### Given problem
Work out how many lines in the listing below include the word "essere"; answer with the number alone.

### Data rows

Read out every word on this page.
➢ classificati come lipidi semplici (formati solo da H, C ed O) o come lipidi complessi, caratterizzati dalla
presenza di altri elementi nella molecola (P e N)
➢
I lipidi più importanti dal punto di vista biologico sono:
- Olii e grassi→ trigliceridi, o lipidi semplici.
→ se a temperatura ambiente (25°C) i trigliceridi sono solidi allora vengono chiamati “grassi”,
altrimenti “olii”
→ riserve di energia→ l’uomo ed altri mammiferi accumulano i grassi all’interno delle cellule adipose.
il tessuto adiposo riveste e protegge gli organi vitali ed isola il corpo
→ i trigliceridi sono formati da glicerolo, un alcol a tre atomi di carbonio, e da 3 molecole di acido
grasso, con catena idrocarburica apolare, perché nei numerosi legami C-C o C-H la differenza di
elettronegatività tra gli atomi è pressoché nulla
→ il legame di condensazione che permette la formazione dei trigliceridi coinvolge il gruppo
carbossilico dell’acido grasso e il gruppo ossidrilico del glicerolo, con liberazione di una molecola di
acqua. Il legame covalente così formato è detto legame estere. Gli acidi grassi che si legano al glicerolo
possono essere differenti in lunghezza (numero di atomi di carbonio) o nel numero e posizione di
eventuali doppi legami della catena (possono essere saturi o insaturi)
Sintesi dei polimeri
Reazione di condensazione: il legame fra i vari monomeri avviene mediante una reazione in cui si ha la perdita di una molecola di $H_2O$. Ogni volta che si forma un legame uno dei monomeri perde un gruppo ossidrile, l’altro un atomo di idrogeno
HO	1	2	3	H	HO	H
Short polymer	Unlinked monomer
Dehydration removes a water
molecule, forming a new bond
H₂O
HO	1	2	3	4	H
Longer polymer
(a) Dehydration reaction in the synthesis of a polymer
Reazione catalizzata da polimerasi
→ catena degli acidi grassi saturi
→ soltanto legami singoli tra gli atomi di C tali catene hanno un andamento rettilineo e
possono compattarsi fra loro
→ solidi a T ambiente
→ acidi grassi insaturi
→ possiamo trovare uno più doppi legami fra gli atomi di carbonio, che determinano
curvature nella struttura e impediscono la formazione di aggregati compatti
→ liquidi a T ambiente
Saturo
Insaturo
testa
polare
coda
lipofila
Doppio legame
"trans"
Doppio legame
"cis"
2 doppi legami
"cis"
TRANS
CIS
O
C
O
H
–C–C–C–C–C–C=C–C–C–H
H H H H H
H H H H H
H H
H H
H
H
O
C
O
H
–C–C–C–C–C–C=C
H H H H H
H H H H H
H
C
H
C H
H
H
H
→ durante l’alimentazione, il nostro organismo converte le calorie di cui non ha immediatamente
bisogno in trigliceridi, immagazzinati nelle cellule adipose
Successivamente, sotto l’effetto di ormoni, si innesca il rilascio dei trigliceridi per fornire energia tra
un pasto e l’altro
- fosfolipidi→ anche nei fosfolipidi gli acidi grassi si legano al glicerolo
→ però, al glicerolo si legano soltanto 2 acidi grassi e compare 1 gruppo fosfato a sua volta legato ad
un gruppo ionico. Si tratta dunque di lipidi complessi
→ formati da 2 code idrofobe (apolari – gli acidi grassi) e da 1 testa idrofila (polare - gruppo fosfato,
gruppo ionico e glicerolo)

==

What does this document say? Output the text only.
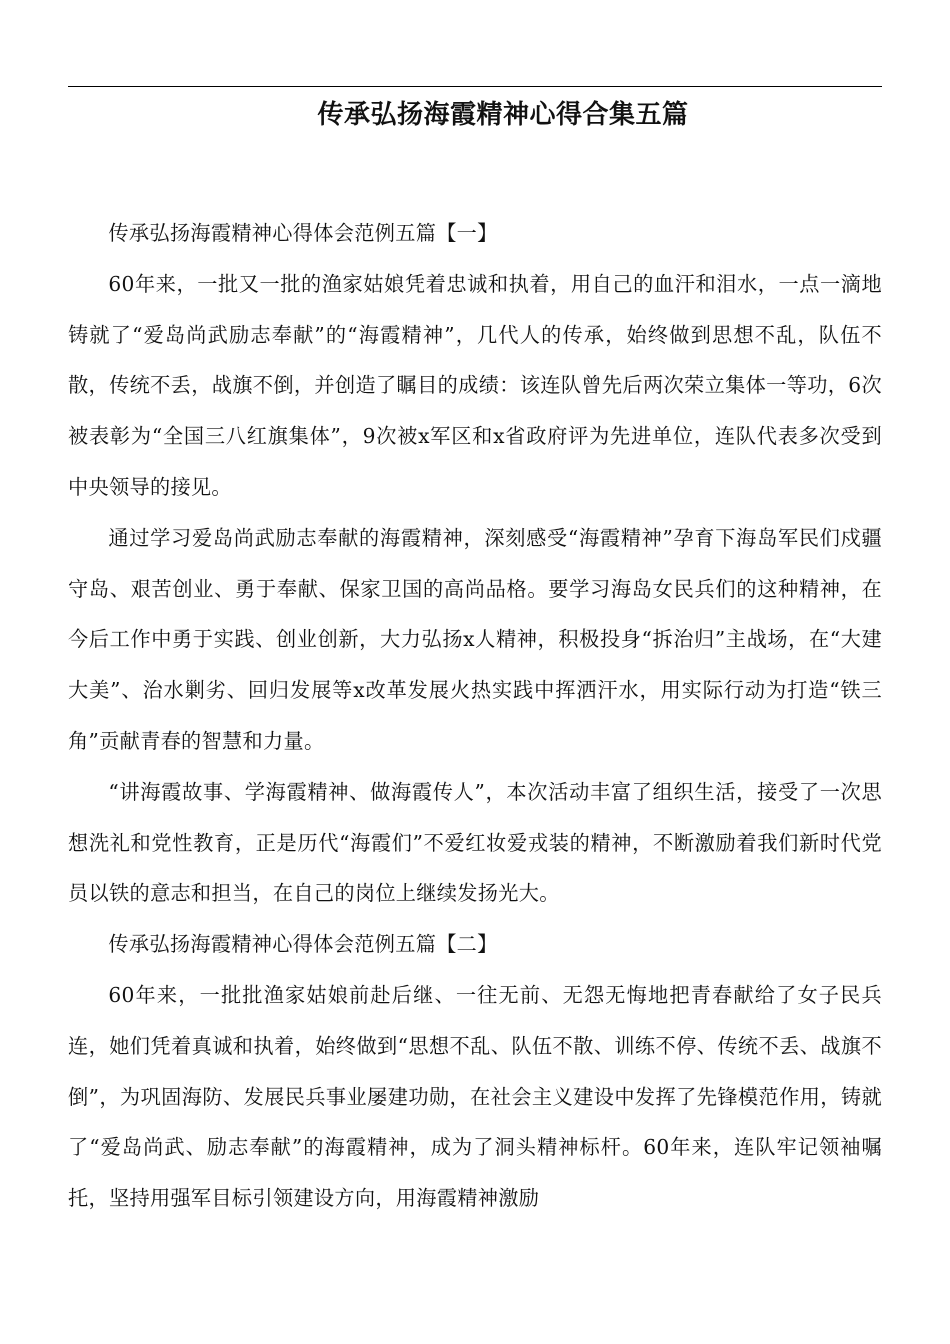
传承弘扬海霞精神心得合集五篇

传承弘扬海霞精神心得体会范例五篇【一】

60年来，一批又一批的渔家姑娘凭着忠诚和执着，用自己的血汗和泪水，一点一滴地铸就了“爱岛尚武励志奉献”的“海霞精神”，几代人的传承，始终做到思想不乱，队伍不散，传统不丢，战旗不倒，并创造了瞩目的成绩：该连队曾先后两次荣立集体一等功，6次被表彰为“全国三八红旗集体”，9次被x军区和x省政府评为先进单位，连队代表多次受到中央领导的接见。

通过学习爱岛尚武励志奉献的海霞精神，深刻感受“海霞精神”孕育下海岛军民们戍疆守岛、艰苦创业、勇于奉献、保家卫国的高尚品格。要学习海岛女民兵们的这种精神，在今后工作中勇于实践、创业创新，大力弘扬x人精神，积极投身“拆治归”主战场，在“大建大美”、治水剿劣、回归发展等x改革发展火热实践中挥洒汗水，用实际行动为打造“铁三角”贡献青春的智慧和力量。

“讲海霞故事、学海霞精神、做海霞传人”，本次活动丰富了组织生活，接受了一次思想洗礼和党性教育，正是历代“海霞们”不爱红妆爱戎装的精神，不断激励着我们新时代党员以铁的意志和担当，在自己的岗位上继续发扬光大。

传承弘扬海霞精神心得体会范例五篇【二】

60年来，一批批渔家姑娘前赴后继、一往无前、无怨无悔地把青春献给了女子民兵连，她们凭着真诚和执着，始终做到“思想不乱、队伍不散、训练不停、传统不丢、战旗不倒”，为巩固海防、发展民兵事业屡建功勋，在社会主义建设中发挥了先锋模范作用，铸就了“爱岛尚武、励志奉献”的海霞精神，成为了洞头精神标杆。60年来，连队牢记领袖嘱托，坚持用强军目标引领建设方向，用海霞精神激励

### Result below
2